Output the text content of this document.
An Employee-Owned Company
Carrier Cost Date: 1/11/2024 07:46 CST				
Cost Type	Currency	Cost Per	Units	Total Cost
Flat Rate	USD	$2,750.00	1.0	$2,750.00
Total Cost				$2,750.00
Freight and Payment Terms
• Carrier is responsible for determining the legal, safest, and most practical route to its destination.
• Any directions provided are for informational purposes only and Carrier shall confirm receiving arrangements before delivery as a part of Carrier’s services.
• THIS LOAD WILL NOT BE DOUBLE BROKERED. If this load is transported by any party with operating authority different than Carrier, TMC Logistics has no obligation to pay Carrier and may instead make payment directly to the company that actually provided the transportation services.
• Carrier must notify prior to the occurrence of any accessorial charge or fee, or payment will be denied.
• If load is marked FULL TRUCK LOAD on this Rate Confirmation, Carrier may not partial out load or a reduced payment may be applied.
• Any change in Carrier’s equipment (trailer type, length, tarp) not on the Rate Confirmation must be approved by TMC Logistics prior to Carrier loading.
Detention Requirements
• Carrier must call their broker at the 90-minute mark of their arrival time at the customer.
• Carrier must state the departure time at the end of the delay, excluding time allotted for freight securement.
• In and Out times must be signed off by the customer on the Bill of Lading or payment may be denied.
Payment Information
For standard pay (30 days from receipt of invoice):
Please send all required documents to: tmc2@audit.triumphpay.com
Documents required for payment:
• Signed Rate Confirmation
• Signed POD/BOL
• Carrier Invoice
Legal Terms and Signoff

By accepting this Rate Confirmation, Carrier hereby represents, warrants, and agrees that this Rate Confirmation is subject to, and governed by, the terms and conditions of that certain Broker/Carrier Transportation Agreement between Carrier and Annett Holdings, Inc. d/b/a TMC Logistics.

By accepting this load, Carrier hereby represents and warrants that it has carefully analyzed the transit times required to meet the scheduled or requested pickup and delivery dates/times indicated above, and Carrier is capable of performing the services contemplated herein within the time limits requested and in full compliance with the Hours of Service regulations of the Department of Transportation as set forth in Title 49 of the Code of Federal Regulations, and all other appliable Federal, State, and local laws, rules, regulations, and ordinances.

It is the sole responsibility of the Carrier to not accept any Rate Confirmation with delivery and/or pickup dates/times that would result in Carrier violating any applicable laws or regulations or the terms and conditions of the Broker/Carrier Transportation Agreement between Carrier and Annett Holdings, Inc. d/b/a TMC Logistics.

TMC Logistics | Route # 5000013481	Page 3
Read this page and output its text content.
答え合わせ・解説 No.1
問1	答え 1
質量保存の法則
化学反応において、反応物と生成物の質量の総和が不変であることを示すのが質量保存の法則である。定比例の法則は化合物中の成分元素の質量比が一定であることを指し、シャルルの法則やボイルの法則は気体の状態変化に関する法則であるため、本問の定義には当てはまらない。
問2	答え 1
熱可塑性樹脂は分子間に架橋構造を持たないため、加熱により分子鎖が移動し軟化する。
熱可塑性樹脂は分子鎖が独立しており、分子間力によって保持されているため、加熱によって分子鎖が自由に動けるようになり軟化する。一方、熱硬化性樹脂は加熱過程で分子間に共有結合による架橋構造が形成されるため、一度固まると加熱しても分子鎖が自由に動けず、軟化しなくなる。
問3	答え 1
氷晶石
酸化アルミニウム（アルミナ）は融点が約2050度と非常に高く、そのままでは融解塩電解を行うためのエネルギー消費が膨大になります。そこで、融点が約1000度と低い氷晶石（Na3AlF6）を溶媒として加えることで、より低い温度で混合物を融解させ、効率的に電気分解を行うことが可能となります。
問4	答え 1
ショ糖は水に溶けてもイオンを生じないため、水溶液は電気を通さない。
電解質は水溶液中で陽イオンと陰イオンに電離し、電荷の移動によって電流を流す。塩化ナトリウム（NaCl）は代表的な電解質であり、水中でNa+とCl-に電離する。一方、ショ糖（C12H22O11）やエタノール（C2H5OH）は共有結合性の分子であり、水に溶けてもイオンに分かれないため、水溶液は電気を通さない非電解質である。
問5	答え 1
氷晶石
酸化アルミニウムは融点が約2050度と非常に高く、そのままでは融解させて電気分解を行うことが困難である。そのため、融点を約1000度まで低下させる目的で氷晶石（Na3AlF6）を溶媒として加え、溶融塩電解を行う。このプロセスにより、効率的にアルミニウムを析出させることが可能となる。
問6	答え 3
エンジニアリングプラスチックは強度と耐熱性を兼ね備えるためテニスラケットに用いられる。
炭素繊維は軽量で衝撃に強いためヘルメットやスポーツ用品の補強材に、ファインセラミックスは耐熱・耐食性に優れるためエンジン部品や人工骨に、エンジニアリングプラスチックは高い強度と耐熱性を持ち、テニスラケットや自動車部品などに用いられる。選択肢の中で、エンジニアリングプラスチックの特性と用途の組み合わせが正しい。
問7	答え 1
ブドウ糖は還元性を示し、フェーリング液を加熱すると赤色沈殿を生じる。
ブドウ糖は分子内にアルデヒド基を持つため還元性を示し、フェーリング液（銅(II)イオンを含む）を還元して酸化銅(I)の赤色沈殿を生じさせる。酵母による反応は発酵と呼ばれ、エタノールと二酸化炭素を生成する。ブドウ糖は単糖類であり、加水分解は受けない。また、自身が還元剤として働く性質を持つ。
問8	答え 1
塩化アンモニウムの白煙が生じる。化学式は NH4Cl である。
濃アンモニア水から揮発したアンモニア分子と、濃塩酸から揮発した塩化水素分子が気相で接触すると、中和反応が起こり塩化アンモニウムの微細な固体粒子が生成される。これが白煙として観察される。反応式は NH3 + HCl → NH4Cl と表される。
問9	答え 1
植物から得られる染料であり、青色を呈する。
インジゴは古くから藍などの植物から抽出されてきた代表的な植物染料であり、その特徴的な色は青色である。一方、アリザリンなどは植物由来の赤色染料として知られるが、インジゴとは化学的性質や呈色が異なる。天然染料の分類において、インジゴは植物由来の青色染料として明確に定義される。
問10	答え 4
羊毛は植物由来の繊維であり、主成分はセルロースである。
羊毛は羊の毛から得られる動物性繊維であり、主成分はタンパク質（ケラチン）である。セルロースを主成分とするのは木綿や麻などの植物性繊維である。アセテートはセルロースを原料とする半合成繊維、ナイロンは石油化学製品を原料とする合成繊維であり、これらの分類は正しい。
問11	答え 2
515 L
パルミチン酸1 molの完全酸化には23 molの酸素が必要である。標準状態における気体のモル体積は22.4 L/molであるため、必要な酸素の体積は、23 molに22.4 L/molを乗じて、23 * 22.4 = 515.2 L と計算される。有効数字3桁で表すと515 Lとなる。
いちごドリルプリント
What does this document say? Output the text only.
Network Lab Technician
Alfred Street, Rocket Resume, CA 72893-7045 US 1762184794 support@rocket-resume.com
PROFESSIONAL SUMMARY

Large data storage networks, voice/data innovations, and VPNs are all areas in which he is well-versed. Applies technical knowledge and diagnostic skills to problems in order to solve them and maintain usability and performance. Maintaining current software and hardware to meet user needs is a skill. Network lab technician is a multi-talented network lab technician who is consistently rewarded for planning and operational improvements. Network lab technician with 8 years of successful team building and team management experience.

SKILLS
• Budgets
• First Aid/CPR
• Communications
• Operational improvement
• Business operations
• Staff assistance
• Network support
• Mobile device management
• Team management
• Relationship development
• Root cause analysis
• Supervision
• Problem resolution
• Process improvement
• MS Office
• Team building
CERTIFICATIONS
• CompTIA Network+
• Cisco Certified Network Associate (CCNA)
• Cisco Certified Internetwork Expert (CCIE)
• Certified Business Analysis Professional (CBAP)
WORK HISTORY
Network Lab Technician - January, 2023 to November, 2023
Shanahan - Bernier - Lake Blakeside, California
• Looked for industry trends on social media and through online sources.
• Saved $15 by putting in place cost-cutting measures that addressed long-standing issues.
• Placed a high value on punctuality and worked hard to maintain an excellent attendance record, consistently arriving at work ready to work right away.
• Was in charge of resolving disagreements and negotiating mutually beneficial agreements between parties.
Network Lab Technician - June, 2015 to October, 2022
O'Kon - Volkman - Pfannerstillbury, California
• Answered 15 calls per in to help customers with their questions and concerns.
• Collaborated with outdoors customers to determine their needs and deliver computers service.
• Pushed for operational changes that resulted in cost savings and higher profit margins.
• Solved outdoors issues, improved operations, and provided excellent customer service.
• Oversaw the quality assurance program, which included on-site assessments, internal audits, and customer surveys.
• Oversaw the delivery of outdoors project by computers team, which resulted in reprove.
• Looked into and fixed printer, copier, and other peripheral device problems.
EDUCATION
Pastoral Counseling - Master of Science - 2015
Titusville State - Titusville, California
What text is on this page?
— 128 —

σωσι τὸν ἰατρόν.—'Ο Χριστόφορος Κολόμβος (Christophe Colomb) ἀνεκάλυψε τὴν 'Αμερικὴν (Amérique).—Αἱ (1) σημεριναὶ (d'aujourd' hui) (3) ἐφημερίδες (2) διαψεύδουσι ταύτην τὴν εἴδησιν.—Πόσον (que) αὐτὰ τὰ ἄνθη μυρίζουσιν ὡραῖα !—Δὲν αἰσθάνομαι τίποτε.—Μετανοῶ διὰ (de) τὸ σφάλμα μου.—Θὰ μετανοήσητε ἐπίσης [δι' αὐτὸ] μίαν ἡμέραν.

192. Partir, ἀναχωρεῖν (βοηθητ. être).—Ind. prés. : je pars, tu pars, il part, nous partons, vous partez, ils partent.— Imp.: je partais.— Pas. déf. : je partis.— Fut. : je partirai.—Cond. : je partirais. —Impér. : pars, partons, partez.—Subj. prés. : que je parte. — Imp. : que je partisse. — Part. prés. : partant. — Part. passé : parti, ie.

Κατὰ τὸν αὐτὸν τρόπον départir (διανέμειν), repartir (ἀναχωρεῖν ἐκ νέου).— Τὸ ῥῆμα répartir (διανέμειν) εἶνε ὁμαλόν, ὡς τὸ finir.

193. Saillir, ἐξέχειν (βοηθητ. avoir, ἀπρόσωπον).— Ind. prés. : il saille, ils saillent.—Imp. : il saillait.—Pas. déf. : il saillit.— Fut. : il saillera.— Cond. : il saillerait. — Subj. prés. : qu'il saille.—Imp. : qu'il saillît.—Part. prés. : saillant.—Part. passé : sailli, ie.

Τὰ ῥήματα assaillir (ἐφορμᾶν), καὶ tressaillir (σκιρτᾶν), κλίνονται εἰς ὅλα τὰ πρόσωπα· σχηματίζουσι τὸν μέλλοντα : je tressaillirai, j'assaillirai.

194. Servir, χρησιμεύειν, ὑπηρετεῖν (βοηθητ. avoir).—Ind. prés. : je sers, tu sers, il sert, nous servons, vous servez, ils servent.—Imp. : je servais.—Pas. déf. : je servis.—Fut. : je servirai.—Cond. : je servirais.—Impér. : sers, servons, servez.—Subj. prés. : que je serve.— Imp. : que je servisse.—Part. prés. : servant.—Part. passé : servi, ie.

☆ ☆ ☆ ☆ ☆ ☆ ☆

The exercise: Gather all lines with the string "pickup" from the data.

Exercise output:
By accepting this load, Carrier hereby represents and warrants that it has carefully analyzed the transit times required to meet the scheduled or requested pickup and delivery dates/times indicated above, and Carrier is capable of performing the services contemplated herein within the time limits requested and in full compliance with the Hours of Service regulations of the Department of Transportation as set forth in Title 49 of the Code of Federal Regulations, and all other appliable Federal, State, and local laws, rules, regulations, and ordinances.
It is the sole responsibility of the Carrier to not accept any Rate Confirmation with delivery and/or pickup dates/times that would result in Carrier violating any applicable laws or regulations or the terms and conditions of the Broker/Carrier Transportation Agreement between Carrier and Annett Holdings, Inc. d/b/a TMC Logistics.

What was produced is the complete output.